Records from a dataset
+++

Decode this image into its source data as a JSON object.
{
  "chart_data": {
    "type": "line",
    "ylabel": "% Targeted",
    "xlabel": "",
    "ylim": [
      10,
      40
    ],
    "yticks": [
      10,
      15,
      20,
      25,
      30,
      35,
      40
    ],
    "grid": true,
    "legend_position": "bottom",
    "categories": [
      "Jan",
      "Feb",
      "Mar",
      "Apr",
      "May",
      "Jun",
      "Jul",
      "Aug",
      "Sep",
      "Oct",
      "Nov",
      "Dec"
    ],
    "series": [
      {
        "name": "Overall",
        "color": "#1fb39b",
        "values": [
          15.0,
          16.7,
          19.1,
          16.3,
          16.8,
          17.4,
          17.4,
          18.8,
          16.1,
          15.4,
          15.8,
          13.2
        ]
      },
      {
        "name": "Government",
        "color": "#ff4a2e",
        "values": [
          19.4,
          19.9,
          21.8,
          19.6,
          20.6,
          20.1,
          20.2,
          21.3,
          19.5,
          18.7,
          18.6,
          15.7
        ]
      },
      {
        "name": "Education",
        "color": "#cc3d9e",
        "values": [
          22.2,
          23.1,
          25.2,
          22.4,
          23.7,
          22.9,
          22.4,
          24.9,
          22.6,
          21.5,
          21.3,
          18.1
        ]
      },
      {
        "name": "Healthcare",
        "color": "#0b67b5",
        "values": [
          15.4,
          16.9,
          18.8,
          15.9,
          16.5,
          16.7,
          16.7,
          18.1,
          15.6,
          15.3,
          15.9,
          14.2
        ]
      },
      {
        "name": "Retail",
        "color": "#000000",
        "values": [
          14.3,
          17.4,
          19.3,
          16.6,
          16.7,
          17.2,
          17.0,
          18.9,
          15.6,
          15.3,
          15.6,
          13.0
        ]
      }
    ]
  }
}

+++

#### SHORT EXERCISE
From the listing above, extract all records word for word.

#### FINISHED EXERCISE
Decode this image into its source data as a JSON object.
{
  "chart_data": {
    "type": "line",
    "ylabel": "% Targeted",
    "xlabel": "",
    "ylim": [
      10,
      40
    ],
    "yticks": [
      10,
      15,
      20,
      25,
      30,
      35,
      40
    ],
    "grid": true,
    "legend_position": "bottom",
    "categories": [
      "Jan",
      "Feb",
      "Mar",
      "Apr",
      "May",
      "Jun",
      "Jul",
      "Aug",
      "Sep",
      "Oct",
      "Nov",
      "Dec"
    ],
    "series": [
      {
        "name": "Overall",
        "color": "#1fb39b",
        "values": [
          15.0,
          16.7,
          19.1,
          16.3,
          16.8,
          17.4,
          17.4,
          18.8,
          16.1,
          15.4,
          15.8,
          13.2
        ]
      },
      {
        "name": "Government",
        "color": "#ff4a2e",
        "values": [
          19.4,
          19.9,
          21.8,
          19.6,
          20.6,
          20.1,
          20.2,
          21.3,
          19.5,
          18.7,
          18.6,
          15.7
        ]
      },
      {
        "name": "Education",
        "color": "#cc3d9e",
        "values": [
          22.2,
          23.1,
          25.2,
          22.4,
          23.7,
          22.9,
          22.4,
          24.9,
          22.6,
          21.5,
          21.3,
          18.1
        ]
      },
      {
        "name": "Healthcare",
        "color": "#0b67b5",
        "values": [
          15.4,
          16.9,
          18.8,
          15.9,
          16.5,
          16.7,
          16.7,
          18.1,
          15.6,
          15.3,
          15.9,
          14.2
        ]
      },
      {
        "name": "Retail",
        "color": "#000000",
        "values": [
          14.3,
          17.4,
          19.3,
          16.6,
          16.7,
          17.2,
          17.0,
          18.9,
          15.6,
          15.3,
          15.6,
          13.0
        ]
      }
    ]
  }
}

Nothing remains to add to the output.